++++ Data for the task

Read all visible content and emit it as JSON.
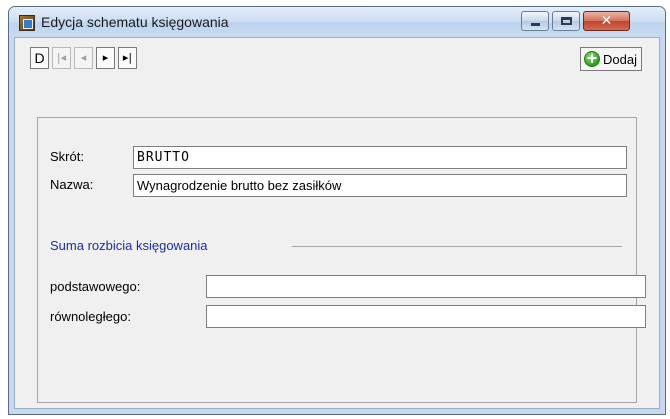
{
  "window": {
    "title": "Edycja schematu księgowania",
    "icon": "app-icon",
    "caption_buttons": {
      "minimize": "minimize-icon",
      "maximize": "maximize-icon",
      "close": "close-icon",
      "close_glyph": "✕"
    }
  },
  "toolbar": {
    "nav": {
      "d_label": "D",
      "first_glyph": "|◂",
      "prev_glyph": "◂",
      "next_glyph": "▸",
      "last_glyph": "▸|"
    },
    "add_label": "Dodaj",
    "add_icon_glyph": "+"
  },
  "form": {
    "skrot_label": "Skrót:",
    "skrot_value": "BRUTTO",
    "nazwa_label": "Nazwa:",
    "nazwa_value": "Wynagrodzenie brutto bez zasiłków",
    "group_title": "Suma rozbicia księgowania",
    "podstawowego_label": "podstawowego:",
    "podstawowego_value": "",
    "rownoleglego_label": "równoległego:",
    "rownoleglego_value": ""
  },
  "colors": {
    "group_title": "#1d2e9e",
    "close_button": "#c2432b",
    "frame": "#c6d9f0"
  }
}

++++++++

> **Task brief**
From the entries above, select each line containing the string "księgowania".

> **Task output**
    "title": "Edycja schematu księgowania",
    "group_title": "Suma rozbicia księgowania",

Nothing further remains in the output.